* _STORED ROWS_:
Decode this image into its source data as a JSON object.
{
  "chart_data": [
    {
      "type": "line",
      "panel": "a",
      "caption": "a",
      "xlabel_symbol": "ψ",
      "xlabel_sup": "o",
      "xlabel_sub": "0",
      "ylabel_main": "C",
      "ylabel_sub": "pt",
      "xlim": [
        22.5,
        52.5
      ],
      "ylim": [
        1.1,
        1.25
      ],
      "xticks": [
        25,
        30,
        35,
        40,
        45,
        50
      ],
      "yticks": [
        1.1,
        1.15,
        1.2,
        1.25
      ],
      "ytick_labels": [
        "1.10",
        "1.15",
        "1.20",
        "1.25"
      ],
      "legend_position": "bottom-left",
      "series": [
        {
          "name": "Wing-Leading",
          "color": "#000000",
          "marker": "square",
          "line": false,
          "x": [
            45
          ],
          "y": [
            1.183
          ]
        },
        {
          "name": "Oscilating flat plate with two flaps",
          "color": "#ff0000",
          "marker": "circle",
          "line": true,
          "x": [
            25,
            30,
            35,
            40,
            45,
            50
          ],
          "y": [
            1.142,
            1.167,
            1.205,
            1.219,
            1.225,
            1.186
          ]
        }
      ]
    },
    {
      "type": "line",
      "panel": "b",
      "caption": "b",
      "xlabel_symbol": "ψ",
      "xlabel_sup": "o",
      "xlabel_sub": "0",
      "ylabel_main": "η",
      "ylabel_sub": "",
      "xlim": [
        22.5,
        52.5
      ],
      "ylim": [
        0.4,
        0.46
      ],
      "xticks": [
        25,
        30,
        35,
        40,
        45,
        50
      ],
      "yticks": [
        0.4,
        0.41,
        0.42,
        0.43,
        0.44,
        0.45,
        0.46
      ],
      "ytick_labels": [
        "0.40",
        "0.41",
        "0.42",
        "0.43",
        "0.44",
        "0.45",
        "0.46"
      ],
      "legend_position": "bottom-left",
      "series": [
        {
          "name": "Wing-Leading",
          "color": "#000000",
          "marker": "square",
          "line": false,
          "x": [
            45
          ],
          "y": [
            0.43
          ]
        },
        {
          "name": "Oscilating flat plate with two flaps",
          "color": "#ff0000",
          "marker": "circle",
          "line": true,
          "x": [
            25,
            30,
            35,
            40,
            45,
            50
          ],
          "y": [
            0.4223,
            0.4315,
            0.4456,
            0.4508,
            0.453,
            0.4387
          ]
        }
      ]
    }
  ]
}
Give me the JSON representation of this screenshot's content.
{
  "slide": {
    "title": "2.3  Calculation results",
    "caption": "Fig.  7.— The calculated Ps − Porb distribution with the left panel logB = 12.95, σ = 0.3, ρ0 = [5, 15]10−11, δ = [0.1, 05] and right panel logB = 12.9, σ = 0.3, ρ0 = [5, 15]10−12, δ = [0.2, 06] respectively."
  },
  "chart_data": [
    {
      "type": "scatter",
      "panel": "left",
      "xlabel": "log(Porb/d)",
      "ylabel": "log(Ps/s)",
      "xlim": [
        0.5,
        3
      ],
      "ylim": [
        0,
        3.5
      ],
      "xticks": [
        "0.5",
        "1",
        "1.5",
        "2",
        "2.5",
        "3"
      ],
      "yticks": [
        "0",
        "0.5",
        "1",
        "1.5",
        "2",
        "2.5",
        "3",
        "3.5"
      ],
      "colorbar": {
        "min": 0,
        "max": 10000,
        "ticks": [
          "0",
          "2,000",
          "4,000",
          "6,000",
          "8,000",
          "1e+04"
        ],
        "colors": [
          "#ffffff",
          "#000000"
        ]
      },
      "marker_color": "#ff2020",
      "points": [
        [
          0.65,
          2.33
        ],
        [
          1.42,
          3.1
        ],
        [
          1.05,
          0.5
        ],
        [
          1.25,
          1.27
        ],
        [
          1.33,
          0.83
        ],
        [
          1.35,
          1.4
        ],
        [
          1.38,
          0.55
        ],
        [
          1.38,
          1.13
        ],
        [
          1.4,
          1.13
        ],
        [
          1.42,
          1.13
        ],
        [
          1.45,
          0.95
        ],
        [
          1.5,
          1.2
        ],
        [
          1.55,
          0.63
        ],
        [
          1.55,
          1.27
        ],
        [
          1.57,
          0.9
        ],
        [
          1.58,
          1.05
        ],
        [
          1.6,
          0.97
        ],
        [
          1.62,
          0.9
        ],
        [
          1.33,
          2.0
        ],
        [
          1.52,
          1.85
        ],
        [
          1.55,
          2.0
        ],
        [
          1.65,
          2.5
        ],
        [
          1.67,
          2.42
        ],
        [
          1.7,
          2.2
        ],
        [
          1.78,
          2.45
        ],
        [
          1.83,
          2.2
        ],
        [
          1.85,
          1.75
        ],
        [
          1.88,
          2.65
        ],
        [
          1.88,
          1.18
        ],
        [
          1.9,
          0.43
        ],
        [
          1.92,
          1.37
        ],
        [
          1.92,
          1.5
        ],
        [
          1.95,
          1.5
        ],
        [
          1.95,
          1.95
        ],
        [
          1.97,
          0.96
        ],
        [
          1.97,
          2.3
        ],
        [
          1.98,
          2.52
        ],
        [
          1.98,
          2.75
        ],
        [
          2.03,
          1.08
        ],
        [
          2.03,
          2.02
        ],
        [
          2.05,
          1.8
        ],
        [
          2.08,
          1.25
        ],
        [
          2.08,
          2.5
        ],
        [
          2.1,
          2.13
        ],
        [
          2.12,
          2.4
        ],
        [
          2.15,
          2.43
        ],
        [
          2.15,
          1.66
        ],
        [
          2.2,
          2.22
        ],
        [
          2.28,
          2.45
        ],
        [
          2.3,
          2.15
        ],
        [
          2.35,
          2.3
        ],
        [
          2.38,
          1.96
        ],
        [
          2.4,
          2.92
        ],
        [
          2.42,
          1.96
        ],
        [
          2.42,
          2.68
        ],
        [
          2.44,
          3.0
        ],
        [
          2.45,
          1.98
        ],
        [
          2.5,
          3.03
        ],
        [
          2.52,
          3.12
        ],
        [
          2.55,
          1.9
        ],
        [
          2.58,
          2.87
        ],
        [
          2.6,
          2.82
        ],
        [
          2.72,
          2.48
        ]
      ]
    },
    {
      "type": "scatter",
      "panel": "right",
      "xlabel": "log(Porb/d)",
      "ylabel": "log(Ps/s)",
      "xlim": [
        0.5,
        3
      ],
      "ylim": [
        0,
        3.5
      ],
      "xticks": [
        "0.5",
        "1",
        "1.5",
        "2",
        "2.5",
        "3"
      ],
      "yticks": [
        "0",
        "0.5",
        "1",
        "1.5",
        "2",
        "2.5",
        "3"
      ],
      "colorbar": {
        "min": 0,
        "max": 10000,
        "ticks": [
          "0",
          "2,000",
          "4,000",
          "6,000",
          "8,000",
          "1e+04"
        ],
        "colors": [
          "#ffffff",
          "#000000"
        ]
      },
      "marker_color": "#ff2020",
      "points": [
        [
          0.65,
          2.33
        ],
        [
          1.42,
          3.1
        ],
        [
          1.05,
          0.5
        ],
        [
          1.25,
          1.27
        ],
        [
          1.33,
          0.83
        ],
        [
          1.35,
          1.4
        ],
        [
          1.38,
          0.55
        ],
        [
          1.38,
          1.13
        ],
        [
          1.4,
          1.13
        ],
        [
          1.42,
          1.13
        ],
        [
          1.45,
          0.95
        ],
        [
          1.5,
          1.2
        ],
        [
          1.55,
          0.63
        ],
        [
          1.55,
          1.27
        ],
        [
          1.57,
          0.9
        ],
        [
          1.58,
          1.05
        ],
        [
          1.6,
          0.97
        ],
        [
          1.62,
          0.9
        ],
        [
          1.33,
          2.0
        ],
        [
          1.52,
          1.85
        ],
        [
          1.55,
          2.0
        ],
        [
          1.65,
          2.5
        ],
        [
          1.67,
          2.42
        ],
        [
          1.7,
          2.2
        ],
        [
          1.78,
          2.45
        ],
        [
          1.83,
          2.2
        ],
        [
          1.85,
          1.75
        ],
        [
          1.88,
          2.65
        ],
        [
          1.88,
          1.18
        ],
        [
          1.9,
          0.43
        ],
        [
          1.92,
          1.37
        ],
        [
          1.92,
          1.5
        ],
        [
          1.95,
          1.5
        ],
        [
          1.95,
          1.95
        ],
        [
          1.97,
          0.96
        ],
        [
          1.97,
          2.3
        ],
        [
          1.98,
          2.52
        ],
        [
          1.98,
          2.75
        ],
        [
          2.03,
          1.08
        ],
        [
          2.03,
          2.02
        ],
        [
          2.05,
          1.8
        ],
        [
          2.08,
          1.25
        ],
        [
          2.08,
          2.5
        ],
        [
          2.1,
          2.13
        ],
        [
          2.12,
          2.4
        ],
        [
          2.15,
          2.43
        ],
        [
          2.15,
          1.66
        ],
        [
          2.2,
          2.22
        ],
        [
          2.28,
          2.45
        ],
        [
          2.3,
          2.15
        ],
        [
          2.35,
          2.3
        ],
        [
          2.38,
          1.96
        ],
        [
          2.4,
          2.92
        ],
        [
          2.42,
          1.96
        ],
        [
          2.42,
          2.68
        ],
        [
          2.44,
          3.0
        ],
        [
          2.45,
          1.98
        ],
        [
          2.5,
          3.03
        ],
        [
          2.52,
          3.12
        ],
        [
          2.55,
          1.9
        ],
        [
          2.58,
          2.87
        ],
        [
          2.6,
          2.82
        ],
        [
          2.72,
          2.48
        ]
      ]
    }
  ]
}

* _DIRECTIONS FOR THIS TASK_:
Take every line above carrying "caption" and return it.

* _SOLUTION TO THIS EXERCISE_:
      "caption": "a",
      "caption": "b",
    "caption": "Fig.  7.— The calculated Ps − Porb distribution with the left panel logB = 12.95, σ = 0.3, ρ0 = [5, 15]10−11, δ = [0.1, 05] and right panel logB = 12.9, σ = 0.3, ρ0 = [5, 15]10−12, δ = [0.2, 06] respectively."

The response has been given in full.